__Required work__: Repeat the records exactly. Every line must match.

— START OF Data listing —

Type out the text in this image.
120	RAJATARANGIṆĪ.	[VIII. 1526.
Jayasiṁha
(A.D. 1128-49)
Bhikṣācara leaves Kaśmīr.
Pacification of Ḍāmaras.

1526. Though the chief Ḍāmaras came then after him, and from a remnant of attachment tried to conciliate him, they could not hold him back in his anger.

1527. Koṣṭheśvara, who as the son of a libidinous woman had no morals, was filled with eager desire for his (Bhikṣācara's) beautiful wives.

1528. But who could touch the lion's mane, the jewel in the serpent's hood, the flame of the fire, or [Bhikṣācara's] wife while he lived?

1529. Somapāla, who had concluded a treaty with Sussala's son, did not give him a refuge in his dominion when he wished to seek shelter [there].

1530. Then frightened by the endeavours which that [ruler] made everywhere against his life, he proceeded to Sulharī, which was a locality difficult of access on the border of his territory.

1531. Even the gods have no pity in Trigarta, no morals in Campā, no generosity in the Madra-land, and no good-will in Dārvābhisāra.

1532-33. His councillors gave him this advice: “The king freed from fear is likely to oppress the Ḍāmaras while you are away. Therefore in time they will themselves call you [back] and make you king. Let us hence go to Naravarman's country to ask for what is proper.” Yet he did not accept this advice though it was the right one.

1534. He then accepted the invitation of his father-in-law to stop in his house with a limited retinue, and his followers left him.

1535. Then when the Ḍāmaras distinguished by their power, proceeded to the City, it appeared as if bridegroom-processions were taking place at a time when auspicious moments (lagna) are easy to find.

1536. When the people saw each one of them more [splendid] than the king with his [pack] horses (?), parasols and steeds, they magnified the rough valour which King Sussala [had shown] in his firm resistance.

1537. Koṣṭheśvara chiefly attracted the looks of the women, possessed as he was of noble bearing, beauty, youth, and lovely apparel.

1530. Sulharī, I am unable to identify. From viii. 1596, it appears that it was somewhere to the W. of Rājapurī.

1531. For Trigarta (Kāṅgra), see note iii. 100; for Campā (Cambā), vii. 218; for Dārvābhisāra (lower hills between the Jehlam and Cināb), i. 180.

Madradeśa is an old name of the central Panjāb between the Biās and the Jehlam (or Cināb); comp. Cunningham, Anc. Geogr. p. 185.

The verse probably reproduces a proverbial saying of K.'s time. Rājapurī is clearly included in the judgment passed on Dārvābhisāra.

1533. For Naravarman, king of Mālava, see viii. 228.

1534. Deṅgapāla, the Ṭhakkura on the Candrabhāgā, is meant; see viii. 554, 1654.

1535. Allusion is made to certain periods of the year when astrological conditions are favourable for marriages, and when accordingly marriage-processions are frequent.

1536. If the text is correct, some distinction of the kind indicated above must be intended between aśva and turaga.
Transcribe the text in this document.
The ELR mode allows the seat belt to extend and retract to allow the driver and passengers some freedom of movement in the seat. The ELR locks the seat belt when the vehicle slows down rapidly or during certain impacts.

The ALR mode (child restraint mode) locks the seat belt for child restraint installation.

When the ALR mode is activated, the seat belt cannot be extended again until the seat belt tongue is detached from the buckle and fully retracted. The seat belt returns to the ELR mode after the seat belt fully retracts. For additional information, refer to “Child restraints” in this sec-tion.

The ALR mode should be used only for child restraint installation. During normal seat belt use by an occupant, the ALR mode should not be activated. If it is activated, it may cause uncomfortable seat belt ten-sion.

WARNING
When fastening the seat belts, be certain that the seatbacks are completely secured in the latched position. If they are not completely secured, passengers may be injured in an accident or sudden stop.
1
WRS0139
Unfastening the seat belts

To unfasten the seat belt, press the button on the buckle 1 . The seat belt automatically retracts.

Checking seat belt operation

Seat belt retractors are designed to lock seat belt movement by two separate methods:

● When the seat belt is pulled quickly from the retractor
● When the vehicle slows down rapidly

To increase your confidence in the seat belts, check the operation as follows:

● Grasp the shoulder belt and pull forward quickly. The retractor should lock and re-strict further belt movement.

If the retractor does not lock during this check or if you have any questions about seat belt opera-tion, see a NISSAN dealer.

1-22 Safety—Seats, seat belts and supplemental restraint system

— END OF Data listing —

__Solution for this task__:
Type out the text in this image.
120	RAJATARANGIṆĪ.	[VIII. 1526.
Jayasiṁha
(A.D. 1128-49)
Bhikṣācara leaves Kaśmīr.
Pacification of Ḍāmaras.

1526. Though the chief Ḍāmaras came then after him, and from a remnant of attachment tried to conciliate him, they could not hold him back in his anger.

1527. Koṣṭheśvara, who as the son of a libidinous woman had no morals, was filled with eager desire for his (Bhikṣācara's) beautiful wives.

1528. But who could touch the lion's mane, the jewel in the serpent's hood, the flame of the fire, or [Bhikṣācara's] wife while he lived?

1529. Somapāla, who had concluded a treaty with Sussala's son, did not give him a refuge in his dominion when he wished to seek shelter [there].

1530. Then frightened by the endeavours which that [ruler] made everywhere against his life, he proceeded to Sulharī, which was a locality difficult of access on the border of his territory.

1531. Even the gods have no pity in Trigarta, no morals in Campā, no generosity in the Madra-land, and no good-will in Dārvābhisāra.

1532-33. His councillors gave him this advice: “The king freed from fear is likely to oppress the Ḍāmaras while you are away. Therefore in time they will themselves call you [back] and make you king. Let us hence go to Naravarman's country to ask for what is proper.” Yet he did not accept this advice though it was the right one.

1534. He then accepted the invitation of his father-in-law to stop in his house with a limited retinue, and his followers left him.

1535. Then when the Ḍāmaras distinguished by their power, proceeded to the City, it appeared as if bridegroom-processions were taking place at a time when auspicious moments (lagna) are easy to find.

1536. When the people saw each one of them more [splendid] than the king with his [pack] horses (?), parasols and steeds, they magnified the rough valour which King Sussala [had shown] in his firm resistance.

1537. Koṣṭheśvara chiefly attracted the looks of the women, possessed as he was of noble bearing, beauty, youth, and lovely apparel.

1530. Sulharī, I am unable to identify. From viii. 1596, it appears that it was somewhere to the W. of Rājapurī.

1531. For Trigarta (Kāṅgra), see note iii. 100; for Campā (Cambā), vii. 218; for Dārvābhisāra (lower hills between the Jehlam and Cināb), i. 180.

Madradeśa is an old name of the central Panjāb between the Biās and the Jehlam (or Cināb); comp. Cunningham, Anc. Geogr. p. 185.

The verse probably reproduces a proverbial saying of K.'s time. Rājapurī is clearly included in the judgment passed on Dārvābhisāra.

1533. For Naravarman, king of Mālava, see viii. 228.

1534. Deṅgapāla, the Ṭhakkura on the Candrabhāgā, is meant; see viii. 554, 1654.

1535. Allusion is made to certain periods of the year when astrological conditions are favourable for marriages, and when accordingly marriage-processions are frequent.

1536. If the text is correct, some distinction of the kind indicated above must be intended between aśva and turaga.
Transcribe the text in this document.
The ELR mode allows the seat belt to extend and retract to allow the driver and passengers some freedom of movement in the seat. The ELR locks the seat belt when the vehicle slows down rapidly or during certain impacts.

The ALR mode (child restraint mode) locks the seat belt for child restraint installation.

When the ALR mode is activated, the seat belt cannot be extended again until the seat belt tongue is detached from the buckle and fully retracted. The seat belt returns to the ELR mode after the seat belt fully retracts. For additional information, refer to “Child restraints” in this sec-tion.

The ALR mode should be used only for child restraint installation. During normal seat belt use by an occupant, the ALR mode should not be activated. If it is activated, it may cause uncomfortable seat belt ten-sion.

WARNING
When fastening the seat belts, be certain that the seatbacks are completely secured in the latched position. If they are not completely secured, passengers may be injured in an accident or sudden stop.
1
WRS0139
Unfastening the seat belts

To unfasten the seat belt, press the button on the buckle 1 . The seat belt automatically retracts.

Checking seat belt operation

Seat belt retractors are designed to lock seat belt movement by two separate methods:

● When the seat belt is pulled quickly from the retractor
● When the vehicle slows down rapidly

To increase your confidence in the seat belts, check the operation as follows:

● Grasp the shoulder belt and pull forward quickly. The retractor should lock and re-strict further belt movement.

If the retractor does not lock during this check or if you have any questions about seat belt opera-tion, see a NISSAN dealer.

1-22 Safety—Seats, seat belts and supplemental restraint system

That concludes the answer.